+++ Source material

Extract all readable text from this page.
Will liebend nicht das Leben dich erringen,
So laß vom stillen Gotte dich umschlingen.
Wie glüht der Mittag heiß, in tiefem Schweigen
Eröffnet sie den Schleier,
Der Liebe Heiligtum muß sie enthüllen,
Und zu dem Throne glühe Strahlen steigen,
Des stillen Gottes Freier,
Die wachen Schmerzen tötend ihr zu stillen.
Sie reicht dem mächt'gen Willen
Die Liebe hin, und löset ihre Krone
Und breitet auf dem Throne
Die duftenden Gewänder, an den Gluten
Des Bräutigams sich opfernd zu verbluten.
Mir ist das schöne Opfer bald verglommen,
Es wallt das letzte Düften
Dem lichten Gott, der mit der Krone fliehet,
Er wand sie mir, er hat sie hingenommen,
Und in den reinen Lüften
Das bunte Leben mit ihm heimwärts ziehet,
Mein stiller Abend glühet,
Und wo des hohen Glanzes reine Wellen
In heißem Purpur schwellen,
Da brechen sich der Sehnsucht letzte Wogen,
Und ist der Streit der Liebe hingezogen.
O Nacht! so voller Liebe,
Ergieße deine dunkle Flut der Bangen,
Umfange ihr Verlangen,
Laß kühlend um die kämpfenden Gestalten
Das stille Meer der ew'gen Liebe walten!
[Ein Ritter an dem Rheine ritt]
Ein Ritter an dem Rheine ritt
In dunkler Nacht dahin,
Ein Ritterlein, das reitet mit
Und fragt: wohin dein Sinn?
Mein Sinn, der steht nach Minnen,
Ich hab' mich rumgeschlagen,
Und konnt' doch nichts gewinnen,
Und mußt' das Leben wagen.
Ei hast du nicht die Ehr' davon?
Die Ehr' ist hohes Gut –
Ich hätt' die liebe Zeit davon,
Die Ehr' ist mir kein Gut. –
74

++++++

> [Goal of the exercise] Within the data, count the lines that hold the word "dich". Answer with the figure and nothing more.

> [Problem solution] 2